== Entries shown

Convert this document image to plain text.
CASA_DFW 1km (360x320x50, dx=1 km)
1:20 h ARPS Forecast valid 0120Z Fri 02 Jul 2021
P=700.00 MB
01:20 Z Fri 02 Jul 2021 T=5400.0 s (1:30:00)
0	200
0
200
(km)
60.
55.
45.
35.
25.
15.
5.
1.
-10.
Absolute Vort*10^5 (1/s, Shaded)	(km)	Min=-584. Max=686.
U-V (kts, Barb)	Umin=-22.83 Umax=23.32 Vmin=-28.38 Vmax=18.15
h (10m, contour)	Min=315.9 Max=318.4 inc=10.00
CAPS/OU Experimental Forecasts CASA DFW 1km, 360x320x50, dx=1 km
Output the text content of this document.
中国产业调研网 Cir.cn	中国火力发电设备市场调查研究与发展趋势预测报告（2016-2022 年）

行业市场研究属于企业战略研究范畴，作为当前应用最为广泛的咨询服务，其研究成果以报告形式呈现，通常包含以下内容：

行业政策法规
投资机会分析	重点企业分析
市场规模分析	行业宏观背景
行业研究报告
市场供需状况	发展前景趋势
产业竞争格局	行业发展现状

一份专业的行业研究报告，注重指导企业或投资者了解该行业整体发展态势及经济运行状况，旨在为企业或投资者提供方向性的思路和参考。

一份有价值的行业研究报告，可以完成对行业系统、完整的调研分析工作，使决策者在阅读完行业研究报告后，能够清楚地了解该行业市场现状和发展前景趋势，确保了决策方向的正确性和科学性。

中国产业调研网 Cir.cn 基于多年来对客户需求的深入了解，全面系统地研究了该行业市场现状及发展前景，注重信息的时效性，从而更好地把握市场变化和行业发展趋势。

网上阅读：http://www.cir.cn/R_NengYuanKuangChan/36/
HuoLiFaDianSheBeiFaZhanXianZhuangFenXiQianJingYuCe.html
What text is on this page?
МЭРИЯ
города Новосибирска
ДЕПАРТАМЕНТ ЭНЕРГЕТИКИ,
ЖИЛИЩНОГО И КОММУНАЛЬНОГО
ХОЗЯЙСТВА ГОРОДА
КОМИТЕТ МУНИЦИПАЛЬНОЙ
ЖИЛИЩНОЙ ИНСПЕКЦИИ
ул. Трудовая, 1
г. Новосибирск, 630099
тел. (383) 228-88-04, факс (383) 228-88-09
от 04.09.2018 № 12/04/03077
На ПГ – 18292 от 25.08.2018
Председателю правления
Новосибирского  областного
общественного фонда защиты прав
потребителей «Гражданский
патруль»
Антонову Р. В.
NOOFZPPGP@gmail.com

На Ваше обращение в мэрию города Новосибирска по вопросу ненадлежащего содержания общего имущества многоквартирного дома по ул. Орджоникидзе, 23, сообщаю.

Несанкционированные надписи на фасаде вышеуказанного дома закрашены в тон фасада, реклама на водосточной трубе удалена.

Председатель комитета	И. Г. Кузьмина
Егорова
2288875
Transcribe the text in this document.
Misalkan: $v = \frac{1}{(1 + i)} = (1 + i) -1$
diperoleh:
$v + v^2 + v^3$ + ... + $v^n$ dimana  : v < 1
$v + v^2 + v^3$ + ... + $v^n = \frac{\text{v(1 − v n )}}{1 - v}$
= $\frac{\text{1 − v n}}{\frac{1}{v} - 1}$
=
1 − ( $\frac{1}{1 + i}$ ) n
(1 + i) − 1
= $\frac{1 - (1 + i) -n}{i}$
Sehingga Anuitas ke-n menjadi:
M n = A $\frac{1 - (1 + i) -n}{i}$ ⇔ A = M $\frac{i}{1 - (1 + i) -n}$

====

◆ **Written request**:
Repeat the lines from the one containing "Transcribe the text in this document." through the end of the listing, exactly and without any other lines; both ends are included.

◆ **Right answer**:
Transcribe the text in this document.
Misalkan: $v = \frac{1}{(1 + i)} = (1 + i) -1$
diperoleh:
$v + v^2 + v^3$ + ... + $v^n$ dimana  : v < 1
$v + v^2 + v^3$ + ... + $v^n = \frac{\text{v(1 − v n )}}{1 - v}$
= $\frac{\text{1 − v n}}{\frac{1}{v} - 1}$
=
1 − ( $\frac{1}{1 + i}$ ) n
(1 + i) − 1
= $\frac{1 - (1 + i) -n}{i}$
Sehingga Anuitas ke-n menjadi:
M n = A $\frac{1 - (1 + i) -n}{i}$ ⇔ A = M $\frac{i}{1 - (1 + i) -n}$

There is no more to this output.